- Short exercise:
Exact repetition of every entry is required.

[Entries from a dataset]

_ _ _ _ _ _ _

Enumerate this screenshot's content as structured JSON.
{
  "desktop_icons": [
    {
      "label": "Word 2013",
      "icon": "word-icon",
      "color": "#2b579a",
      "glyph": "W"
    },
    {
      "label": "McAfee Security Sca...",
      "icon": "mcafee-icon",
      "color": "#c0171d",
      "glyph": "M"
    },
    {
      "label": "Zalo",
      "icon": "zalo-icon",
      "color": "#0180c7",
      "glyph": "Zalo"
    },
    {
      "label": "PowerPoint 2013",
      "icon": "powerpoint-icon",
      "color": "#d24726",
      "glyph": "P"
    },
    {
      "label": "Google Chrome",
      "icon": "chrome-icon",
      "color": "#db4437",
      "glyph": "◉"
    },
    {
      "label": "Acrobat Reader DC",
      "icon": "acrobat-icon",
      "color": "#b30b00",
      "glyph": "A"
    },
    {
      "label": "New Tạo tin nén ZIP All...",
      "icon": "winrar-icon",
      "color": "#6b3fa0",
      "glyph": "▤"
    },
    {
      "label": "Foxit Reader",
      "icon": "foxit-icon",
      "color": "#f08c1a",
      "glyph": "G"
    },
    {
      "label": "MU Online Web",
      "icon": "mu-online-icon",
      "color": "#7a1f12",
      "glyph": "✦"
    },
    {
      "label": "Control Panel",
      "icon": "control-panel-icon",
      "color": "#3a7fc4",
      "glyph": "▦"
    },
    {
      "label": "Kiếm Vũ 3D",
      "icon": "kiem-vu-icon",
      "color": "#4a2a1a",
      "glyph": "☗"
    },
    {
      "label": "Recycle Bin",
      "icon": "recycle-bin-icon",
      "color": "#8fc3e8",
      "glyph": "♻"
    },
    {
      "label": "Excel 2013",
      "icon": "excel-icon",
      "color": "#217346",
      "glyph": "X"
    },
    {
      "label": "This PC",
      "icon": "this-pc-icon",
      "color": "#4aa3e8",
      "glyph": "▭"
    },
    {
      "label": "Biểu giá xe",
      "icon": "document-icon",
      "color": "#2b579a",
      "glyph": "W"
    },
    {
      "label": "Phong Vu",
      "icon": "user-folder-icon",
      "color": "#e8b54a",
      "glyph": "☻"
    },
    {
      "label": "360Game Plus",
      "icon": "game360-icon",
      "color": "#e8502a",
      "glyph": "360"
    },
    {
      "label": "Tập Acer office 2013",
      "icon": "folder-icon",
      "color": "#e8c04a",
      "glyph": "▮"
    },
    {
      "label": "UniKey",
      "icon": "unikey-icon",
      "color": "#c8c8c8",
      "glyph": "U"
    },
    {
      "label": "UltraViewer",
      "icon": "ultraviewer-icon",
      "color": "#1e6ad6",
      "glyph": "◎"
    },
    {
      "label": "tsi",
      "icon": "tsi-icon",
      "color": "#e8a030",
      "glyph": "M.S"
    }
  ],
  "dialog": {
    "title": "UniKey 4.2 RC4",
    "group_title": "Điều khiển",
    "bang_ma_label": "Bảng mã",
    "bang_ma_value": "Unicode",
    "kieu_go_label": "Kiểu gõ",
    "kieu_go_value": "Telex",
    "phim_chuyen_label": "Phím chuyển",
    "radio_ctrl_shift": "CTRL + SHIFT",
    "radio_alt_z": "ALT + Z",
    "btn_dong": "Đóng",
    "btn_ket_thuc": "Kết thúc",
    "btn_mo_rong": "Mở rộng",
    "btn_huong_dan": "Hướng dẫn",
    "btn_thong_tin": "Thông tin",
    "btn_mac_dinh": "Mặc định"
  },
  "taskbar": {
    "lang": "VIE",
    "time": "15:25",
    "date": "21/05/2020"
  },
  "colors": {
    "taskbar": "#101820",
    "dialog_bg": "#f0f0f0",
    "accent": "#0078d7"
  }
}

_ _ _ _ _ _ _

- The answer:
Enumerate this screenshot's content as structured JSON.
{
  "desktop_icons": [
    {
      "label": "Word 2013",
      "icon": "word-icon",
      "color": "#2b579a",
      "glyph": "W"
    },
    {
      "label": "McAfee Security Sca...",
      "icon": "mcafee-icon",
      "color": "#c0171d",
      "glyph": "M"
    },
    {
      "label": "Zalo",
      "icon": "zalo-icon",
      "color": "#0180c7",
      "glyph": "Zalo"
    },
    {
      "label": "PowerPoint 2013",
      "icon": "powerpoint-icon",
      "color": "#d24726",
      "glyph": "P"
    },
    {
      "label": "Google Chrome",
      "icon": "chrome-icon",
      "color": "#db4437",
      "glyph": "◉"
    },
    {
      "label": "Acrobat Reader DC",
      "icon": "acrobat-icon",
      "color": "#b30b00",
      "glyph": "A"
    },
    {
      "label": "New Tạo tin nén ZIP All...",
      "icon": "winrar-icon",
      "color": "#6b3fa0",
      "glyph": "▤"
    },
    {
      "label": "Foxit Reader",
      "icon": "foxit-icon",
      "color": "#f08c1a",
      "glyph": "G"
    },
    {
      "label": "MU Online Web",
      "icon": "mu-online-icon",
      "color": "#7a1f12",
      "glyph": "✦"
    },
    {
      "label": "Control Panel",
      "icon": "control-panel-icon",
      "color": "#3a7fc4",
      "glyph": "▦"
    },
    {
      "label": "Kiếm Vũ 3D",
      "icon": "kiem-vu-icon",
      "color": "#4a2a1a",
      "glyph": "☗"
    },
    {
      "label": "Recycle Bin",
      "icon": "recycle-bin-icon",
      "color": "#8fc3e8",
      "glyph": "♻"
    },
    {
      "label": "Excel 2013",
      "icon": "excel-icon",
      "color": "#217346",
      "glyph": "X"
    },
    {
      "label": "This PC",
      "icon": "this-pc-icon",
      "color": "#4aa3e8",
      "glyph": "▭"
    },
    {
      "label": "Biểu giá xe",
      "icon": "document-icon",
      "color": "#2b579a",
      "glyph": "W"
    },
    {
      "label": "Phong Vu",
      "icon": "user-folder-icon",
      "color": "#e8b54a",
      "glyph": "☻"
    },
    {
      "label": "360Game Plus",
      "icon": "game360-icon",
      "color": "#e8502a",
      "glyph": "360"
    },
    {
      "label": "Tập Acer office 2013",
      "icon": "folder-icon",
      "color": "#e8c04a",
      "glyph": "▮"
    },
    {
      "label": "UniKey",
      "icon": "unikey-icon",
      "color": "#c8c8c8",
      "glyph": "U"
    },
    {
      "label": "UltraViewer",
      "icon": "ultraviewer-icon",
      "color": "#1e6ad6",
      "glyph": "◎"
    },
    {
      "label": "tsi",
      "icon": "tsi-icon",
      "color": "#e8a030",
      "glyph": "M.S"
    }
  ],
  "dialog": {
    "title": "UniKey 4.2 RC4",
    "group_title": "Điều khiển",
    "bang_ma_label": "Bảng mã",
    "bang_ma_value": "Unicode",
    "kieu_go_label": "Kiểu gõ",
    "kieu_go_value": "Telex",
    "phim_chuyen_label": "Phím chuyển",
    "radio_ctrl_shift": "CTRL + SHIFT",
    "radio_alt_z": "ALT + Z",
    "btn_dong": "Đóng",
    "btn_ket_thuc": "Kết thúc",
    "btn_mo_rong": "Mở rộng",
    "btn_huong_dan": "Hướng dẫn",
    "btn_thong_tin": "Thông tin",
    "btn_mac_dinh": "Mặc định"
  },
  "taskbar": {
    "lang": "VIE",
    "time": "15:25",
    "date": "21/05/2020"
  },
  "colors": {
    "taskbar": "#101820",
    "dialog_bg": "#f0f0f0",
    "accent": "#0078d7"
  }
}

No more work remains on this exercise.